(Rows from a figure dataset)
## begin

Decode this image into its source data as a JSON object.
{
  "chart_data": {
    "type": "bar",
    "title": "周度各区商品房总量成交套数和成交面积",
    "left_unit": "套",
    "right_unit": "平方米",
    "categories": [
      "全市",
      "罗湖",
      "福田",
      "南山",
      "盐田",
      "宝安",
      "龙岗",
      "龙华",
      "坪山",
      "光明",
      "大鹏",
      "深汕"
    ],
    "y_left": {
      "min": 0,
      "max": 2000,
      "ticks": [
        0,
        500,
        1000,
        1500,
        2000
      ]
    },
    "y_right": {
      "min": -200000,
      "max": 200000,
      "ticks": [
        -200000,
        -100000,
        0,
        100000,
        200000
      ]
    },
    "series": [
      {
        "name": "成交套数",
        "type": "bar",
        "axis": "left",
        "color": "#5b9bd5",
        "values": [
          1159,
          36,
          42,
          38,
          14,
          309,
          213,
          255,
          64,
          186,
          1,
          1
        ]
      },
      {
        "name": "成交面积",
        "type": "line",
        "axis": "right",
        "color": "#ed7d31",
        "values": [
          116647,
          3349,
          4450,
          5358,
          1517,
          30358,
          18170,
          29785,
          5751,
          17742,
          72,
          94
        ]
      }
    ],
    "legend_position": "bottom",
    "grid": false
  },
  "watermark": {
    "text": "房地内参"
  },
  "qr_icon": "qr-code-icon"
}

## end

## [SET PROBLEM]
Nothing may be left out: return each entry exactly as it reads.

## [TASK RESULT]
Decode this image into its source data as a JSON object.
{
  "chart_data": {
    "type": "bar",
    "title": "周度各区商品房总量成交套数和成交面积",
    "left_unit": "套",
    "right_unit": "平方米",
    "categories": [
      "全市",
      "罗湖",
      "福田",
      "南山",
      "盐田",
      "宝安",
      "龙岗",
      "龙华",
      "坪山",
      "光明",
      "大鹏",
      "深汕"
    ],
    "y_left": {
      "min": 0,
      "max": 2000,
      "ticks": [
        0,
        500,
        1000,
        1500,
        2000
      ]
    },
    "y_right": {
      "min": -200000,
      "max": 200000,
      "ticks": [
        -200000,
        -100000,
        0,
        100000,
        200000
      ]
    },
    "series": [
      {
        "name": "成交套数",
        "type": "bar",
        "axis": "left",
        "color": "#5b9bd5",
        "values": [
          1159,
          36,
          42,
          38,
          14,
          309,
          213,
          255,
          64,
          186,
          1,
          1
        ]
      },
      {
        "name": "成交面积",
        "type": "line",
        "axis": "right",
        "color": "#ed7d31",
        "values": [
          116647,
          3349,
          4450,
          5358,
          1517,
          30358,
          18170,
          29785,
          5751,
          17742,
          72,
          94
        ]
      }
    ],
    "legend_position": "bottom",
    "grid": false
  },
  "watermark": {
    "text": "房地内参"
  },
  "qr_icon": "qr-code-icon"
}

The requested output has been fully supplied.